◆ WHAT IS NEEDED
Reproduce all of the data that follows, character for character.

◆ RECORDS FOR THIS TASK

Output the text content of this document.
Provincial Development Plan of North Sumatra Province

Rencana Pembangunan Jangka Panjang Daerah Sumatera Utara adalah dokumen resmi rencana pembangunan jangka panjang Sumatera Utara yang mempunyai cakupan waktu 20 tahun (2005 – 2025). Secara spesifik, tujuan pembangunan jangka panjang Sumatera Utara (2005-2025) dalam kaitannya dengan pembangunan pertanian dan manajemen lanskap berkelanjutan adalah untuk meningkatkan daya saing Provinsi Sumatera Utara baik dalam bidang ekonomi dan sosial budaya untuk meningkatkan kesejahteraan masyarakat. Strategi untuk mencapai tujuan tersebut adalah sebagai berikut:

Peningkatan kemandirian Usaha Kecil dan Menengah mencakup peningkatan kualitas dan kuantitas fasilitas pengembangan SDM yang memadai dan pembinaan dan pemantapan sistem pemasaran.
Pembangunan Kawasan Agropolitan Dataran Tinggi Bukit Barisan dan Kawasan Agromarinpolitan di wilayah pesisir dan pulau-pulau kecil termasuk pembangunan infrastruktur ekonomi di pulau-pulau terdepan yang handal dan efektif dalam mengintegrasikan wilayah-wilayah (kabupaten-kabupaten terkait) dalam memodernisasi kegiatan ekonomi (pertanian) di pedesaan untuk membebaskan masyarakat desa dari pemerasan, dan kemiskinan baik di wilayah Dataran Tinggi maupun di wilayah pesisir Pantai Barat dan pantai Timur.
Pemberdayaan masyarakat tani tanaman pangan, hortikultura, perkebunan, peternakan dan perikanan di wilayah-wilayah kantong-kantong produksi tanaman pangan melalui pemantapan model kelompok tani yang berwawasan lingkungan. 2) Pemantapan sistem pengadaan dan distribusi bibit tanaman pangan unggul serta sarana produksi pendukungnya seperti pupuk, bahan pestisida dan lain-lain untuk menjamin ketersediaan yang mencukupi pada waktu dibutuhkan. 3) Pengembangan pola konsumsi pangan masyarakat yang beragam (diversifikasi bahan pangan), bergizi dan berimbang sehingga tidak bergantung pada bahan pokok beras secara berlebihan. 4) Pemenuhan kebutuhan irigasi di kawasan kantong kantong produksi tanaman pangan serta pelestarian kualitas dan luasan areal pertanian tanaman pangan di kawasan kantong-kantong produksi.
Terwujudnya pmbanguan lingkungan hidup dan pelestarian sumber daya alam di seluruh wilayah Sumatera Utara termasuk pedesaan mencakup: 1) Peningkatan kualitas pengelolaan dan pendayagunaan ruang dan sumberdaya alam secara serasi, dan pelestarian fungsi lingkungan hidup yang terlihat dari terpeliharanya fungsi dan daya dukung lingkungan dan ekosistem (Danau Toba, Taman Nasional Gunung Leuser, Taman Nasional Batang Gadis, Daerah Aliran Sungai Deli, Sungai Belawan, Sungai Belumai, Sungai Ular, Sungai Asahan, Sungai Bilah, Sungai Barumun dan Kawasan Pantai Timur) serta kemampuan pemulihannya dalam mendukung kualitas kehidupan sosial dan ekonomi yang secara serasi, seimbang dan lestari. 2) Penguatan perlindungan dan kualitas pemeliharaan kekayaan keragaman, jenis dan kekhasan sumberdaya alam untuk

◆ EXERCISE RESPONSE
Output the text content of this document.
Provincial Development Plan of North Sumatra Province

Rencana Pembangunan Jangka Panjang Daerah Sumatera Utara adalah dokumen resmi rencana pembangunan jangka panjang Sumatera Utara yang mempunyai cakupan waktu 20 tahun (2005 – 2025). Secara spesifik, tujuan pembangunan jangka panjang Sumatera Utara (2005-2025) dalam kaitannya dengan pembangunan pertanian dan manajemen lanskap berkelanjutan adalah untuk meningkatkan daya saing Provinsi Sumatera Utara baik dalam bidang ekonomi dan sosial budaya untuk meningkatkan kesejahteraan masyarakat. Strategi untuk mencapai tujuan tersebut adalah sebagai berikut:

Peningkatan kemandirian Usaha Kecil dan Menengah mencakup peningkatan kualitas dan kuantitas fasilitas pengembangan SDM yang memadai dan pembinaan dan pemantapan sistem pemasaran.
Pembangunan Kawasan Agropolitan Dataran Tinggi Bukit Barisan dan Kawasan Agromarinpolitan di wilayah pesisir dan pulau-pulau kecil termasuk pembangunan infrastruktur ekonomi di pulau-pulau terdepan yang handal dan efektif dalam mengintegrasikan wilayah-wilayah (kabupaten-kabupaten terkait) dalam memodernisasi kegiatan ekonomi (pertanian) di pedesaan untuk membebaskan masyarakat desa dari pemerasan, dan kemiskinan baik di wilayah Dataran Tinggi maupun di wilayah pesisir Pantai Barat dan pantai Timur.
Pemberdayaan masyarakat tani tanaman pangan, hortikultura, perkebunan, peternakan dan perikanan di wilayah-wilayah kantong-kantong produksi tanaman pangan melalui pemantapan model kelompok tani yang berwawasan lingkungan. 2) Pemantapan sistem pengadaan dan distribusi bibit tanaman pangan unggul serta sarana produksi pendukungnya seperti pupuk, bahan pestisida dan lain-lain untuk menjamin ketersediaan yang mencukupi pada waktu dibutuhkan. 3) Pengembangan pola konsumsi pangan masyarakat yang beragam (diversifikasi bahan pangan), bergizi dan berimbang sehingga tidak bergantung pada bahan pokok beras secara berlebihan. 4) Pemenuhan kebutuhan irigasi di kawasan kantong kantong produksi tanaman pangan serta pelestarian kualitas dan luasan areal pertanian tanaman pangan di kawasan kantong-kantong produksi.
Terwujudnya pmbanguan lingkungan hidup dan pelestarian sumber daya alam di seluruh wilayah Sumatera Utara termasuk pedesaan mencakup: 1) Peningkatan kualitas pengelolaan dan pendayagunaan ruang dan sumberdaya alam secara serasi, dan pelestarian fungsi lingkungan hidup yang terlihat dari terpeliharanya fungsi dan daya dukung lingkungan dan ekosistem (Danau Toba, Taman Nasional Gunung Leuser, Taman Nasional Batang Gadis, Daerah Aliran Sungai Deli, Sungai Belawan, Sungai Belumai, Sungai Ular, Sungai Asahan, Sungai Bilah, Sungai Barumun dan Kawasan Pantai Timur) serta kemampuan pemulihannya dalam mendukung kualitas kehidupan sosial dan ekonomi yang secara serasi, seimbang dan lestari. 2) Penguatan perlindungan dan kualitas pemeliharaan kekayaan keragaman, jenis dan kekhasan sumberdaya alam untuk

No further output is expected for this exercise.